■ Dataset items:
--

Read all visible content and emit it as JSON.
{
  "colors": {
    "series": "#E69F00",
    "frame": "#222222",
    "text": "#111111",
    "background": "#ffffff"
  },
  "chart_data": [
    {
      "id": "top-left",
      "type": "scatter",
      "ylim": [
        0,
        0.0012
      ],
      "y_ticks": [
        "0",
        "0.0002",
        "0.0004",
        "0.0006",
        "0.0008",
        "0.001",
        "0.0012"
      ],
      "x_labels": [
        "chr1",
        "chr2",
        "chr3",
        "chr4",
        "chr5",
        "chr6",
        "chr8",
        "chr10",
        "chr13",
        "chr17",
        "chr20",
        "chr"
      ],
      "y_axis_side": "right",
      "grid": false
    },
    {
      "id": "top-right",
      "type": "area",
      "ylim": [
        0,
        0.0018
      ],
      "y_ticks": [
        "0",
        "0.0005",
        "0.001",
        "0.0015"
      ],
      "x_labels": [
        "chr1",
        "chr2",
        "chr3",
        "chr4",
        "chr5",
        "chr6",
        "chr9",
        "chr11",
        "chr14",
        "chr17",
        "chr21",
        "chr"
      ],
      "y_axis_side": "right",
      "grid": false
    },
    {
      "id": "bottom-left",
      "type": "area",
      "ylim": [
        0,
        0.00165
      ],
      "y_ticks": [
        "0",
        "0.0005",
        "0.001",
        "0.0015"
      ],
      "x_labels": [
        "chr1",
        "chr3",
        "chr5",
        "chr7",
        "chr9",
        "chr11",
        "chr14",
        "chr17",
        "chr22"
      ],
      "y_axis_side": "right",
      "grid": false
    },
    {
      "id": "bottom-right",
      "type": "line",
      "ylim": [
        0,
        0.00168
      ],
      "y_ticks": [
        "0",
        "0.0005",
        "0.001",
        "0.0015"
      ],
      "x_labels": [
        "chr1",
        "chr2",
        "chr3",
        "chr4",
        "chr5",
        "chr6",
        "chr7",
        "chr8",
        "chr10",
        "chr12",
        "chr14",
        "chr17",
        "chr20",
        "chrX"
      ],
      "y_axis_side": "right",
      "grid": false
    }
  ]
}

--

Take the entries above and transcribe them in full.

■ Output below:
Read all visible content and emit it as JSON.
{
  "colors": {
    "series": "#E69F00",
    "frame": "#222222",
    "text": "#111111",
    "background": "#ffffff"
  },
  "chart_data": [
    {
      "id": "top-left",
      "type": "scatter",
      "ylim": [
        0,
        0.0012
      ],
      "y_ticks": [
        "0",
        "0.0002",
        "0.0004",
        "0.0006",
        "0.0008",
        "0.001",
        "0.0012"
      ],
      "x_labels": [
        "chr1",
        "chr2",
        "chr3",
        "chr4",
        "chr5",
        "chr6",
        "chr8",
        "chr10",
        "chr13",
        "chr17",
        "chr20",
        "chr"
      ],
      "y_axis_side": "right",
      "grid": false
    },
    {
      "id": "top-right",
      "type": "area",
      "ylim": [
        0,
        0.0018
      ],
      "y_ticks": [
        "0",
        "0.0005",
        "0.001",
        "0.0015"
      ],
      "x_labels": [
        "chr1",
        "chr2",
        "chr3",
        "chr4",
        "chr5",
        "chr6",
        "chr9",
        "chr11",
        "chr14",
        "chr17",
        "chr21",
        "chr"
      ],
      "y_axis_side": "right",
      "grid": false
    },
    {
      "id": "bottom-left",
      "type": "area",
      "ylim": [
        0,
        0.00165
      ],
      "y_ticks": [
        "0",
        "0.0005",
        "0.001",
        "0.0015"
      ],
      "x_labels": [
        "chr1",
        "chr3",
        "chr5",
        "chr7",
        "chr9",
        "chr11",
        "chr14",
        "chr17",
        "chr22"
      ],
      "y_axis_side": "right",
      "grid": false
    },
    {
      "id": "bottom-right",
      "type": "line",
      "ylim": [
        0,
        0.00168
      ],
      "y_ticks": [
        "0",
        "0.0005",
        "0.001",
        "0.0015"
      ],
      "x_labels": [
        "chr1",
        "chr2",
        "chr3",
        "chr4",
        "chr5",
        "chr6",
        "chr7",
        "chr8",
        "chr10",
        "chr12",
        "chr14",
        "chr17",
        "chr20",
        "chrX"
      ],
      "y_axis_side": "right",
      "grid": false
    }
  ]
}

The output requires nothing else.